● **TO BE DONE**
Can you print the data exactly and leave out each image?

● **Extracted records**

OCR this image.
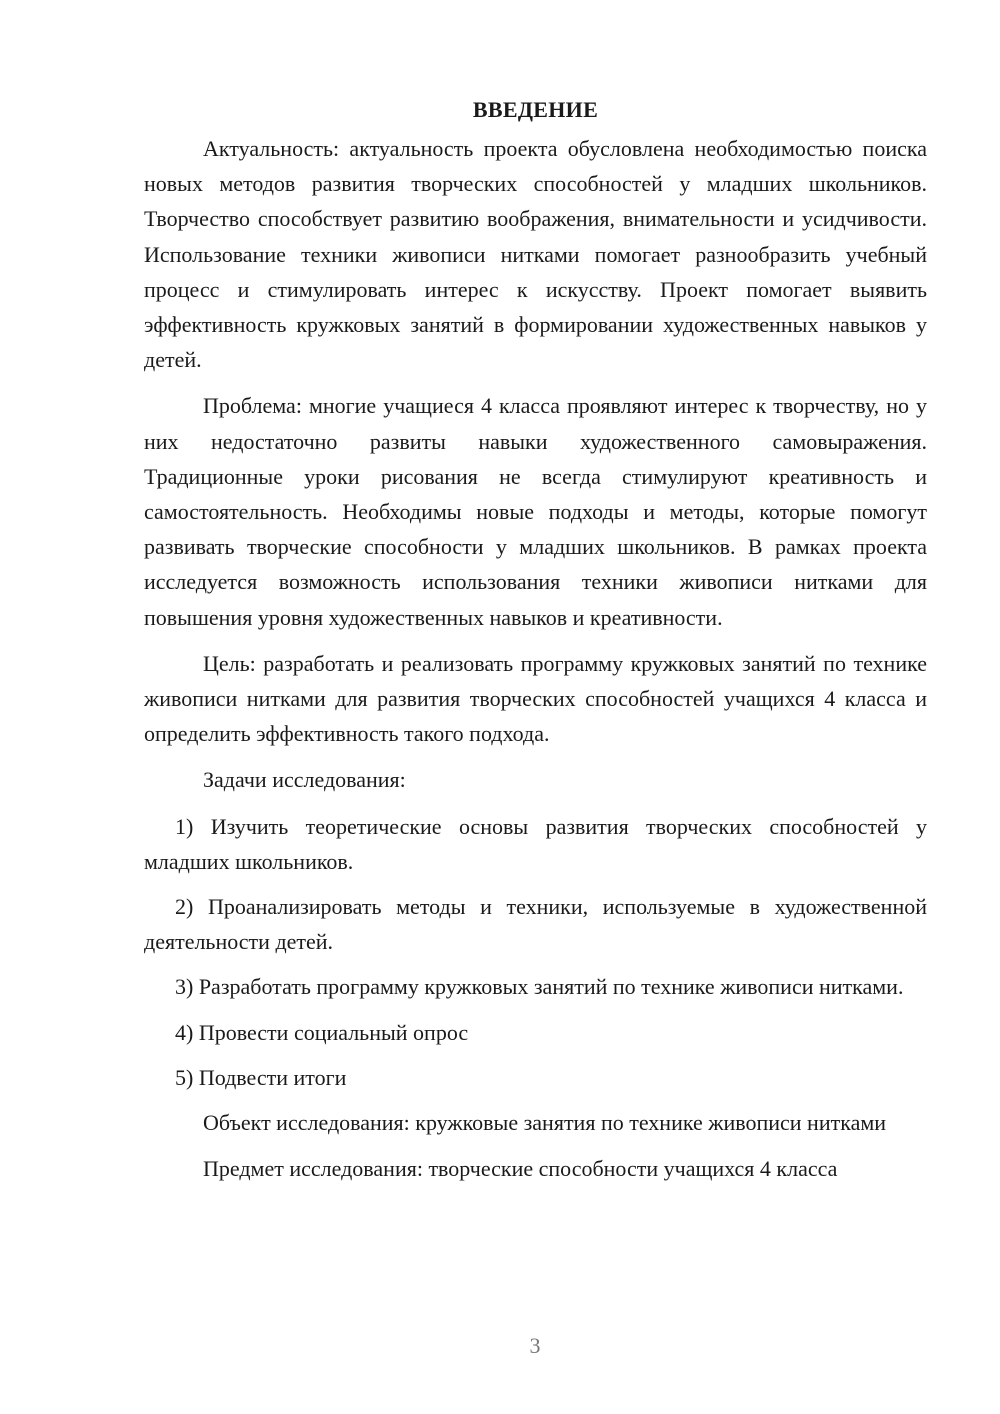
ВВЕДЕНИЕ

Актуальность: актуальность проекта обусловлена необходимостью поиска новых методов развития творческих способностей у младших школьников. Творчество способствует развитию воображения, внимательности и усидчивости. Использование техники живописи нитками помогает разнообразить учебный процесс и стимулировать интерес к искусству. Проект помогает выявить эффективность кружковых занятий в формировании художественных навыков у детей.

Проблема: многие учащиеся 4 класса проявляют интерес к творчеству, но у них недостаточно развиты навыки художественного самовыражения. Традиционные уроки рисования не всегда стимулируют креативность и самостоятельность. Необходимы новые подходы и методы, которые помогут развивать творческие способности у младших школьников. В рамках проекта исследуется возможность использования техники живописи нитками для повышения уровня художественных навыков и креативности.

Цель: разработать и реализовать программу кружковых занятий по технике живописи нитками для развития творческих способностей учащихся 4 класса и определить эффективность такого подхода.

Задачи исследования:

1) Изучить теоретические основы развития творческих способностей у младших школьников.

2) Проанализировать методы и техники, используемые в художественной деятельности детей.

3) Разработать программу кружковых занятий по технике живописи нитками.

4) Провести социальный опрос

5) Подвести итоги

Объект исследования: кружковые занятия по технике живописи нитками

Предмет исследования: творческие способности учащихся 4 класса

3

● **EXERCISE RESPONSE**
OCR this image.
ВВЕДЕНИЕ

Актуальность: актуальность проекта обусловлена необходимостью поиска новых методов развития творческих способностей у младших школьников. Творчество способствует развитию воображения, внимательности и усидчивости. Использование техники живописи нитками помогает разнообразить учебный процесс и стимулировать интерес к искусству. Проект помогает выявить эффективность кружковых занятий в формировании художественных навыков у детей.

Проблема: многие учащиеся 4 класса проявляют интерес к творчеству, но у них недостаточно развиты навыки художественного самовыражения. Традиционные уроки рисования не всегда стимулируют креативность и самостоятельность. Необходимы новые подходы и методы, которые помогут развивать творческие способности у младших школьников. В рамках проекта исследуется возможность использования техники живописи нитками для повышения уровня художественных навыков и креативности.

Цель: разработать и реализовать программу кружковых занятий по технике живописи нитками для развития творческих способностей учащихся 4 класса и определить эффективность такого подхода.

Задачи исследования:

1) Изучить теоретические основы развития творческих способностей у младших школьников.

2) Проанализировать методы и техники, используемые в художественной деятельности детей.

3) Разработать программу кружковых занятий по технике живописи нитками.

4) Провести социальный опрос

5) Подвести итоги

Объект исследования: кружковые занятия по технике живописи нитками

Предмет исследования: творческие способности учащихся 4 класса

3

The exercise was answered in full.